▶ List of tasks:
1. In the NASA memoir excerpt, when did the writer leave NASA and move to Denver?
2. Extract the passage from the NASA memoir excerpt, starting at "The plan at" and ending at "safely to Earth.".
3. Continue the NASA memoir excerpt from where it stops.

Self-Publishing Tools, Tips, and Techniques
The Surprising Benefits of Being Unemployed
Contents
Introduction
Initialisms
Apollo 8: Earthrise
Apollo 9
Apollo 11: When We Landed on the Moon
Stress Relief
It Was All a Hoax
Apollo 15
When We Turned Away
Fifty Years Later
About the Author
Introduction
I started working at NASA in Houston, at what was then called the Manned Spacecraft Center, in September 1967.
The Apollo 1 fire had happened in February 1967, bringing much of the work on the Apollo Project to a halt. When I arrived in Houston in September, NASA had been given permission to push ahead full steam. I was told that the mood during the preceding months had been despondent and discouraged, but what I saw in September was growing enthusiasm and energy.
The plan at the time was for a crowded schedule of launches, ideally one every other month, so that NASA could fulfill the pledge made by John F. Kennedy in 1961: I believe that this nation should commit itself to achieving the goal, before this decade is out, of landing a man on the Moon and returning him safely to Earth.
For the most part at NASA, I worked on Apollo missions, although I also did some work on the Viking Mars lander program and some very early work on the Shuttle’s landing navigation system. I had been devouring science fiction since boyhood and daydreamed about writing it as well. I wanted to travel in space. Now I was as close to actually doing that as it was possible for a non–astronaut to do. I was living in a science–fictional future.
Four years later, in November 1971, after Apollo 15, I left NASA and moved to Denver to work on the Viking Mars lander project at Martin Marietta Corporation.
My wife and I liked Houston as a city, but we hated the climate and were tired of wondering if the next hurricane would hit us. At least as great a factor was my perception that Apollo was winding down and my job would probably evaporate. Manned spaceflight beyond Earth orbit was dying. There would be no lunar bases or missions to Mars.

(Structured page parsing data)

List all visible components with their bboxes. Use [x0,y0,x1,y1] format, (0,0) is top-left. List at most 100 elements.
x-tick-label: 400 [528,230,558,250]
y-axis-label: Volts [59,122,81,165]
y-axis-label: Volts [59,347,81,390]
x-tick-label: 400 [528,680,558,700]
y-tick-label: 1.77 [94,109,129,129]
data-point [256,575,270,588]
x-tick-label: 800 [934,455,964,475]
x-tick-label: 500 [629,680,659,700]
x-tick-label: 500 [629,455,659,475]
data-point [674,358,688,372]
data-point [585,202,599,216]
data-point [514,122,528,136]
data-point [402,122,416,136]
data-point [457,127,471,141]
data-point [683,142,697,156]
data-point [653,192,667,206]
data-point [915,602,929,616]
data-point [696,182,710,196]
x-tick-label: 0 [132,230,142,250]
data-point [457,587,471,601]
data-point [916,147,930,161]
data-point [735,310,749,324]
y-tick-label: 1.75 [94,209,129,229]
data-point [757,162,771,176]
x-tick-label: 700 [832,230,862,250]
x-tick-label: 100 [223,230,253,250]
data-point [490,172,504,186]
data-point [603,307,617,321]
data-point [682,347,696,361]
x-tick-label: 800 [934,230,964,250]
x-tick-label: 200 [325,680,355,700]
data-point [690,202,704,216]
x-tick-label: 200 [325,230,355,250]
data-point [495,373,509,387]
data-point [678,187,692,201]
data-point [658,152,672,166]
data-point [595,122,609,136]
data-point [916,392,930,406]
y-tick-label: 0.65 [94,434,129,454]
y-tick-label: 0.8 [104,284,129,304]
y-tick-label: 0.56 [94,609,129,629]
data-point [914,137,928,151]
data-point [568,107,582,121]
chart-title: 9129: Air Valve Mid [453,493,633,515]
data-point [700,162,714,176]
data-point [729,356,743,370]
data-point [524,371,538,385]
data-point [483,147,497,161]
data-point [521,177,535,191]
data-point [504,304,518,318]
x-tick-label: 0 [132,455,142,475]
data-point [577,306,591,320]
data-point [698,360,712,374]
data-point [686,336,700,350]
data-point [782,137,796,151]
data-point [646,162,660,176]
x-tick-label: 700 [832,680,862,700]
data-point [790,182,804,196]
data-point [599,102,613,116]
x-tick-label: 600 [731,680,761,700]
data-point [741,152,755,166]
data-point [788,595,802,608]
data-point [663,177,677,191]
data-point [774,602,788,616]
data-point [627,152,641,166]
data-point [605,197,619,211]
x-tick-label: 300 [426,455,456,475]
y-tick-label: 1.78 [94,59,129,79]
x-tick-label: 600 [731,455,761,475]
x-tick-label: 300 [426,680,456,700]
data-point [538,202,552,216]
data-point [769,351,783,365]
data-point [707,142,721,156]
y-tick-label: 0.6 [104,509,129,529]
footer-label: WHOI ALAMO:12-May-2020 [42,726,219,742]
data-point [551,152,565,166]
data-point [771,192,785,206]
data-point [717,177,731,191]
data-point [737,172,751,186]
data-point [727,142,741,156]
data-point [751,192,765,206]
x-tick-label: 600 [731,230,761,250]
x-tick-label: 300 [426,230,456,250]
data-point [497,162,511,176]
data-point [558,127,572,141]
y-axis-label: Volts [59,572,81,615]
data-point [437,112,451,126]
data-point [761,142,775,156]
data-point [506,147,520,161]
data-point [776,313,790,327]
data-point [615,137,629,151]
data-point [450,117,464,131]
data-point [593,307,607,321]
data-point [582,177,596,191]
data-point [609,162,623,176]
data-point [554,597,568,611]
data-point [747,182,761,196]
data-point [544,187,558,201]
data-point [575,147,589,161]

▶ Task results:
1. November 1971

2.
The plan at the time was for a crowded schedule of launches, ideally one every other month, so that NASA could fulfill the pledge made by John F. Kennedy in 1961: I believe that this nation should commit itself to achieving the goal, before this decade is out, of landing a man on the Moon and returning him safely to Earth.

3.
In a mere four years, the future had died. Fifty years later, I still can’t shake the sadness.
Memory is a tricky thing. Oh, yes, I remember the foolish things I did and said throughout my life, and I still cringe at those memories; those are the things I wish I could forget. Personal events stand out brightly from the dimness of the past, memories of deep importance to me, but so much has faded away. How I wish that I could remember everything from my NASA days in great detail! Instead, some parts are distinct, but others have blurred together.
I have to add that the blur is due to more than the passage of time. Back then, I was a newlywed, I was dealing with some serious personal emotional stresses, we had a newborn and then a toddler in the house, and at the same time, I was working on my master's in mathematics at the University of Houston. I was extremely short on sleep and a zombie for much of those four years.
I hope that inaccurate memory hasn’t caused me to misrepresent anything or to commit egregious errors. I have a dread of unintentionally claiming credit for the work of others, and I especially hope that faulty memory hasn’t caused me to do that in this book. I hope that any errors are minor and that the essence is correct.